• **Text segment**
The concept of being a member of the global Vincentian Family.

MY VINCENTIAN VISA IS UP TO DATE – IS YOURS?

I am, like you, very conscious about passports, visas, borders, immigration status and all associated security words and barriers these days! I will be glad of my dual nationality when the United Kingdom leaves the European Union on October 31. This summer I felt very much Irish-British-European in the United States of America as people went from speculating about BREXIT to enjoying talking about their ancestors. One aspect that didn’t need speculating on was our Vincentian charism and how it played out in the variety of missions on offer by the variety of members.

It amazes me how many and various are the ways that we collaborate and find ways to “tweak” our founding charism. The founders of the 150 plus different Vincentian Family branches worldwide would be filled with delight to see their principles played out on a daily basis.

When we meet, we can’t help it – we talk “Vincentian.” We value and recall our roots. We are very much Vincent’s children living and acting in mission on the “signs of the times.”

The variety of our missions includes active, influential participation in ground breaking work in the United Nations New York by our volunteer AIC and SVP NGOs working alongside the Congregation of the Mission, Daughters of Charity and Sisters of Charity Foundation whose mission is to work for social justice for people in need.

Across the East River, in Brooklyn, the vibrant Vincentian multicultural parish of St. John Baptist is led and managed by Fr. Astor Rodriquez, CM. Naturally joyous, and gifted with wonderful relationship skills, Fr. Astor concentrates on the positive present, and parks the problems of the scarred environment, so his people witness in joy and hope!

So is this unique? Not a bit of it! In Macon, Georgia, the Daughters of Charity live and work within the Franciscan parish of St. Peter Claver. They lead and manage in the school, parish and Daybreak Day Centre for the homeless, which in turn is part of the Depaul International network of homeless shelters. Sr. Elyse Staab, DC, former Visitatrix, facilitates both local and national Affiliates, spiritual formation for both the national SVDP and the Ladies of Charity and nurturing a new Postulant!

 

Vincentians never retire – they metamorphise like butterflies!

In Cincinnati, my reception as a new Associate of the Sisters of Charity marks a moving moment in my Vincentian life. The concept of Associates and Affiliates is numerically strong, and according to the Global Sisters Report is at a tipping point in relation to consecrated religious. Does the laity feel reliant on the religious or wholly equal in our joint mission? This lay confidence is needed for the continuance of our charism beyond the present lives of religious members.

• **What to work on**
[1] In the Vincentian Family text, on what date does the writer say the United Kingdom leaves the European Union?
[2] Reproduce the Vincentian Family text between "I am, like you, very" and "variety of members.", inclusive, replacing "dual nationality" with "two passports".
[3] Write what comes next in the Vincentian Family text, picking up after its last sentence.

• **Given data**
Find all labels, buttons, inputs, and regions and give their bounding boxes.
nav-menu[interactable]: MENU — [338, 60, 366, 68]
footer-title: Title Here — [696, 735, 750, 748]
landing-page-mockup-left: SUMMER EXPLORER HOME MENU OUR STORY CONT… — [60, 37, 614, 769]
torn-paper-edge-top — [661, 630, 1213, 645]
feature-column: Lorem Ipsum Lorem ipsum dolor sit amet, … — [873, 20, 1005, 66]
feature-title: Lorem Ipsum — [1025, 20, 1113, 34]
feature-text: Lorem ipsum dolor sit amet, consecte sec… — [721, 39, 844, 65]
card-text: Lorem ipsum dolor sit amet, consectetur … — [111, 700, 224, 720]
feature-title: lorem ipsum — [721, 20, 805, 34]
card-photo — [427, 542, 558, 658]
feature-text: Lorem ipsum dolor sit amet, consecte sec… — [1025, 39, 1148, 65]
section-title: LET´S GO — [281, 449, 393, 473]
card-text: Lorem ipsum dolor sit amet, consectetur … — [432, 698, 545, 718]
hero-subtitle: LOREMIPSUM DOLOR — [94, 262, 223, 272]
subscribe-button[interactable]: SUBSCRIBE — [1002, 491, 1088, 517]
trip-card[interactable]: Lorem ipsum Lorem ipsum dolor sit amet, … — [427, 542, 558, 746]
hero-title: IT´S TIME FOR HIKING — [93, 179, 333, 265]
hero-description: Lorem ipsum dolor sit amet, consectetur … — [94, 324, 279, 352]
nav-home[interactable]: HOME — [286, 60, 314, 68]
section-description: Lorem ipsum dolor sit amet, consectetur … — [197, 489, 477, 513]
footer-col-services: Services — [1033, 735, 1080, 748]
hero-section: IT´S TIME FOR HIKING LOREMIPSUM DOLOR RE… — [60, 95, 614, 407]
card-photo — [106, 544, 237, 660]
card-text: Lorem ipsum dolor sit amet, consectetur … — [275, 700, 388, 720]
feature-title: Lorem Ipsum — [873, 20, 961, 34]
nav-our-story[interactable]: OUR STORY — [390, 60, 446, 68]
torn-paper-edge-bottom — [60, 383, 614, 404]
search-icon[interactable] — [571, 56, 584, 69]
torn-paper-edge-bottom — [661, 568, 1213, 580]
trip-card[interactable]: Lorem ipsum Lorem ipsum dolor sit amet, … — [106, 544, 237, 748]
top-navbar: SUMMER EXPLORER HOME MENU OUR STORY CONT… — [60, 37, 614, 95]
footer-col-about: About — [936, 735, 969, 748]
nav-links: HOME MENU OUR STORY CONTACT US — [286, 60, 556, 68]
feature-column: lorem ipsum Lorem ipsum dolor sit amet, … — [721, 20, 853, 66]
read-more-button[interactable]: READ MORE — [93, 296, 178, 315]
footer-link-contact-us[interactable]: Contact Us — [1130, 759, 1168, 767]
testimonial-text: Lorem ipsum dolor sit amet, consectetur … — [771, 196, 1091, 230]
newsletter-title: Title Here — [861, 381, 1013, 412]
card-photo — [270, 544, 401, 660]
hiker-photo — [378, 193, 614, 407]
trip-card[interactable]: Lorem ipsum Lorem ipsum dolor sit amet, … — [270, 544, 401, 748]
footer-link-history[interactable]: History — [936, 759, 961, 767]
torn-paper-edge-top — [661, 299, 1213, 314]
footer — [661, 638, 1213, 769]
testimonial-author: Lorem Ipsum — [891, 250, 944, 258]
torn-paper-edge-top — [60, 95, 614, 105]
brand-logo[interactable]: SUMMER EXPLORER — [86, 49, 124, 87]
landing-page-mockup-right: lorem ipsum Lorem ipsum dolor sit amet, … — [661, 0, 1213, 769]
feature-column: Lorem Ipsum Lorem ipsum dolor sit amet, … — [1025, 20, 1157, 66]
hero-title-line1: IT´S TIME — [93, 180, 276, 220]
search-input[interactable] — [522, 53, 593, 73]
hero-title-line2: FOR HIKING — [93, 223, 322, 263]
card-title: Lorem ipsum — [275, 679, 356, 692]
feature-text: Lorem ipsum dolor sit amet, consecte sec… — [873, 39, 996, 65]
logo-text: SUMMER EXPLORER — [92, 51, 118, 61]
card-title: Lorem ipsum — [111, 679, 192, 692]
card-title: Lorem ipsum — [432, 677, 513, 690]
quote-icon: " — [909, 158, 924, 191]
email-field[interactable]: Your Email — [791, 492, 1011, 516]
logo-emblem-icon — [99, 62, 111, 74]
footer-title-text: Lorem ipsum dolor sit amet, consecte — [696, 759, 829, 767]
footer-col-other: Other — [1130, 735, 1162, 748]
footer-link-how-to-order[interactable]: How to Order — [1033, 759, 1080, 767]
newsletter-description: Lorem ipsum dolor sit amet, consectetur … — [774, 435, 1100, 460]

• **Answers in order**
[1] October 31

[2]
I am, like you, very conscious about passports, visas, borders, immigration status and all associated security words and barriers these days! I will be glad of my two passports when the United Kingdom leaves the European Union on October 31. This summer I felt very much Irish-British-European in the United States of America as people went from speculating about BREXIT to enjoying talking about their ancestors. One aspect that didn’t need speculating on was our Vincentian charism and how it played out in the variety of missions on offer by the variety of members.

[3]
The visit to Kentucky Sisters of Charity of Nazareth demonstrated how a new Bardstown Diocese in a developing 19thCentury United States valued these women who transcended the difficulties – pioneers all!

My journey of discovery and contemplation on the developing global Vincentian Family came full circle in Alabama. Here I found the second portrait of Fr. Thomas Judge at the Holy Trinity Shrine in Fort Mitchell. A Congregation of the Mission priest to the end, Fr. Judge created a lay order in St. John the Baptist Parish, Brooklyn to carry forth the mission, which in turn became the Missionary Cenacle of the Blessed Trinity of both lay and consecrated members. A rebel or a prophet – you choose!

The leaders of these branches will be among the 150 who will meet in Rome for FAMVIN 2020 at the first ever gathering of Vincentian Family leaders. Will you be watching the live streaming and seeing first-hand how we “talk Vincentian”? How will it impact on you and your mission?

  • On which branch of the tree is your leaf? Do you see the branches beyond yours? Maybe you are one of the 2 million un-associated Vincentians. You will be represented at FAMVIN 2020 Rome too.
  • Do you feel branch bound or have the other branches and the bigger tree in your sights? Maybe you could research the work of other branches and consider collaboration.
  • Do the roots of our founders feed your present mission both spiritually and in reality. Maybe accessing FAMVIN formation section will enhance your experience.

 

Dee Mansi is a lay member of AIC, Vincentian Collaboration Commission, Vincentian Family Executive Committee & Depaul Assembly; a retired School Principal, Schools Inspector and Leadership in Education Lecturer. Dee is Irish, living in London with her husband and son, she travels in Europe and beyond.